>> start

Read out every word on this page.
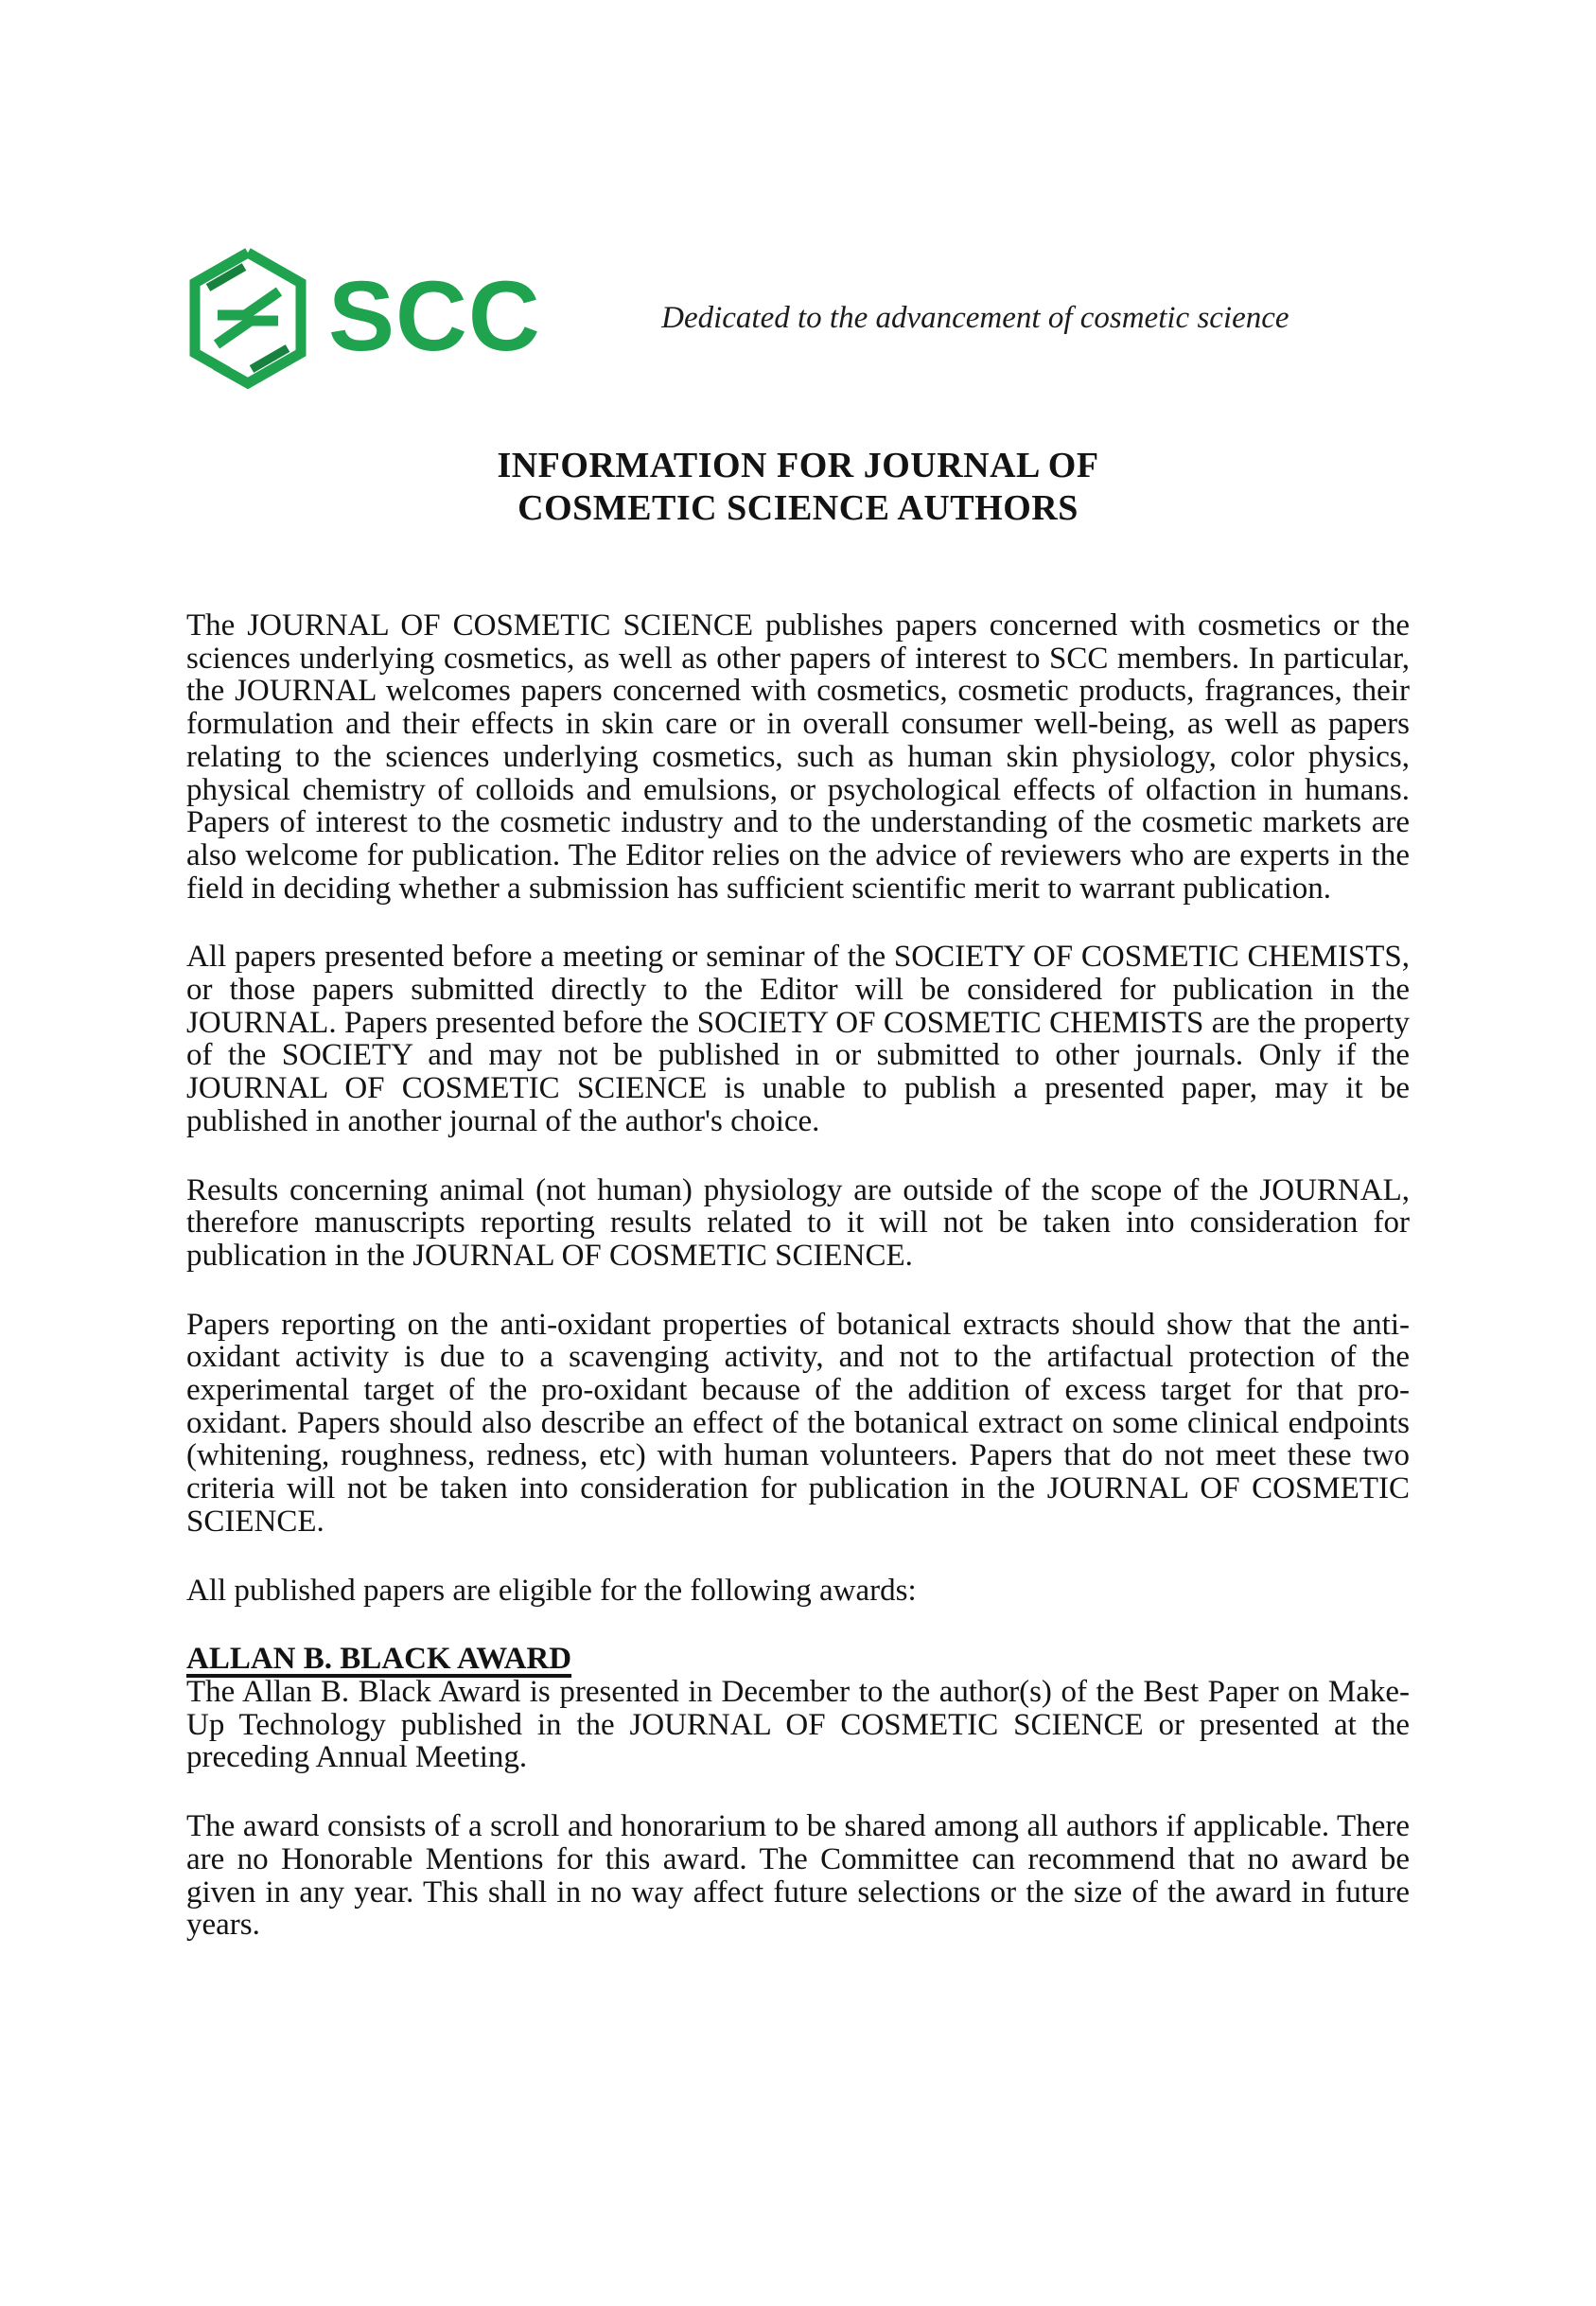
SCC	Dedicated to the advancement of cosmetic science
INFORMATION FOR JOURNAL OF
COSMETIC SCIENCE AUTHORS

The JOURNAL OF COSMETIC SCIENCE publishes papers concerned with cosmetics or the sciences underlying cosmetics, as well as other papers of interest to SCC members. In particular, the JOURNAL welcomes papers concerned with cosmetics, cosmetic products, fragrances, their formulation and their effects in skin care or in overall consumer well-being, as well as papers relating to the sciences underlying cosmetics, such as human skin physiology, color physics, physical chemistry of colloids and emulsions, or psychological effects of olfaction in humans. Papers of interest to the cosmetic industry and to the understanding of the cosmetic markets are also welcome for publication. The Editor relies on the advice of reviewers who are experts in the field in deciding whether a submission has sufficient scientific merit to warrant publication.

All papers presented before a meeting or seminar of the SOCIETY OF COSMETIC CHEMISTS, or those papers submitted directly to the Editor will be considered for publication in the JOURNAL. Papers presented before the SOCIETY OF COSMETIC CHEMISTS are the property of the SOCIETY and may not be published in or submitted to other journals. Only if the JOURNAL OF COSMETIC SCIENCE is unable to publish a presented paper, may it be published in another journal of the author's choice.

Results concerning animal (not human) physiology are outside of the scope of the JOURNAL, therefore manuscripts reporting results related to it will not be taken into consideration for publication in the JOURNAL OF COSMETIC SCIENCE.

Papers reporting on the anti-oxidant properties of botanical extracts should show that the anti-oxidant activity is due to a scavenging activity, and not to the artifactual protection of the experimental target of the pro-oxidant because of the addition of excess target for that pro-oxidant. Papers should also describe an effect of the botanical extract on some clinical endpoints (whitening, roughness, redness, etc) with human volunteers. Papers that do not meet these two criteria will not be taken into consideration for publication in the JOURNAL OF COSMETIC SCIENCE.

All published papers are eligible for the following awards:

ALLAN B. BLACK AWARD

The Allan B. Black Award is presented in December to the author(s) of the Best Paper on Make-Up Technology published in the JOURNAL OF COSMETIC SCIENCE or presented at the preceding Annual Meeting.

The award consists of a scroll and honorarium to be shared among all authors if applicable. There are no Honorable Mentions for this award. The Committee can recommend that no award be given in any year. This shall in no way affect future selections or the size of the award in future years.
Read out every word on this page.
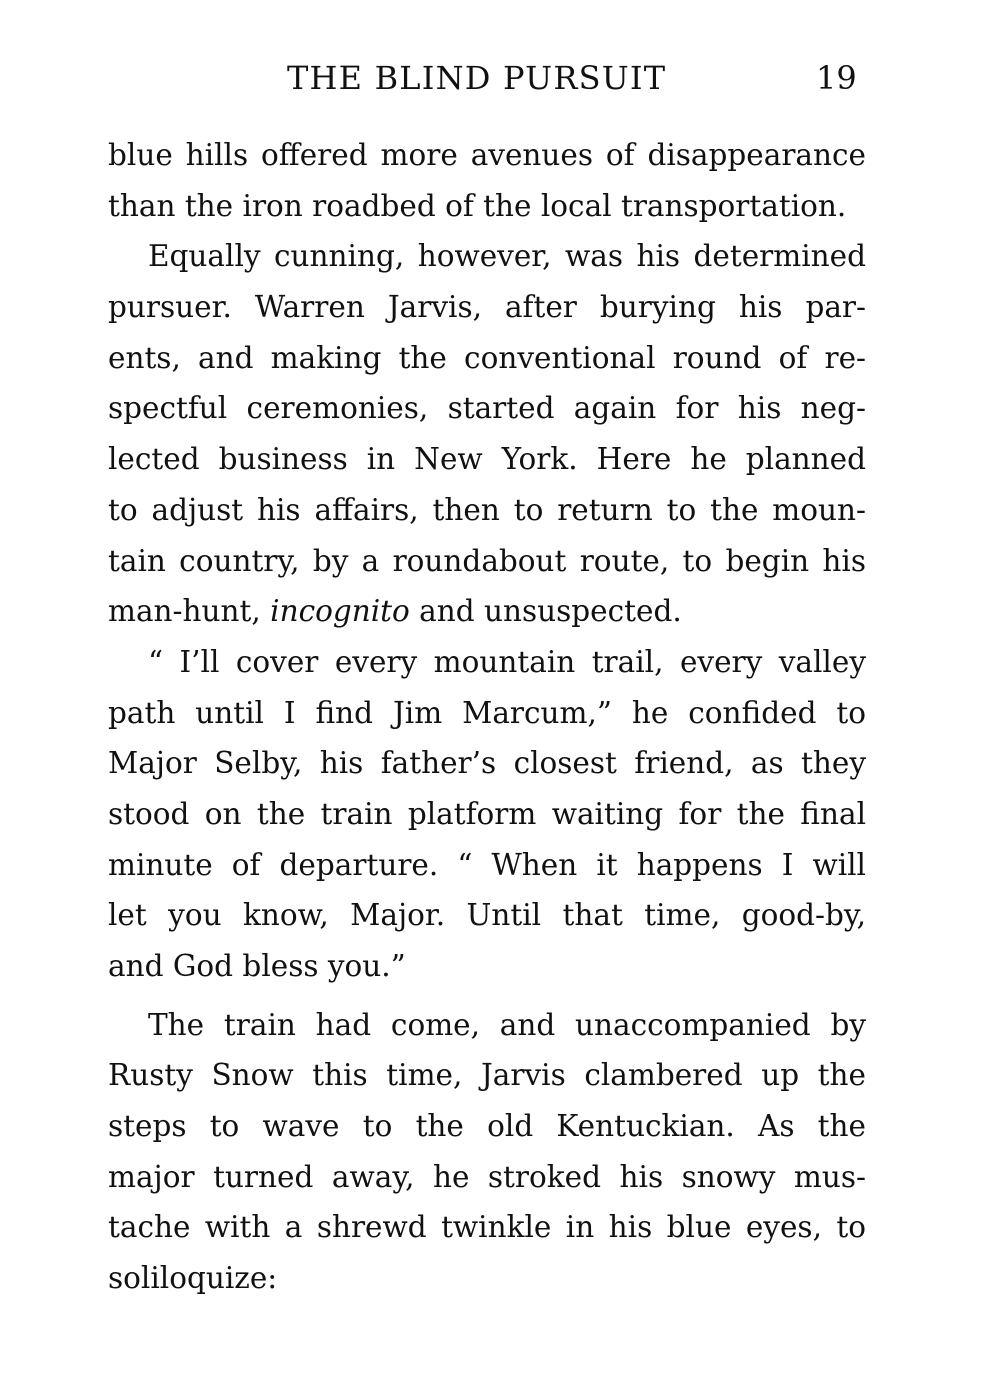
THE BLIND PURSUIT	19
blue hills offered more avenues of disappearance
than the iron roadbed of the local transportation.
Equally cunning, however, was his determined
pursuer. Warren Jarvis, after burying his par-
ents, and making the conventional round of re-
spectful ceremonies, started again for his neg-
lected business in New York. Here he planned
to adjust his affairs, then to return to the moun-
tain country, by a roundabout route, to begin his
man-hunt, incognito and unsuspected.
“ I’ll cover every mountain trail, every valley
path until I find Jim Marcum,” he confided to
Major Selby, his father’s closest friend, as they
stood on the train platform waiting for the final
minute of departure. “ When it happens I will
let you know, Major. Until that time, good-by,
and God bless you.”
The train had come, and unaccompanied by
Rusty Snow this time, Jarvis clambered up the
steps to wave to the old Kentuckian. As the
major turned away, he stroked his snowy mus-
tache with a shrewd twinkle in his blue eyes, to
soliloquize:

>> end

▶ _REQUEST_:
Filter out every line that lacks the word "train", and copy the rest.

▶ _SOLVED EXERCISE_:
stood on the train platform waiting for the final
The train had come, and unaccompanied by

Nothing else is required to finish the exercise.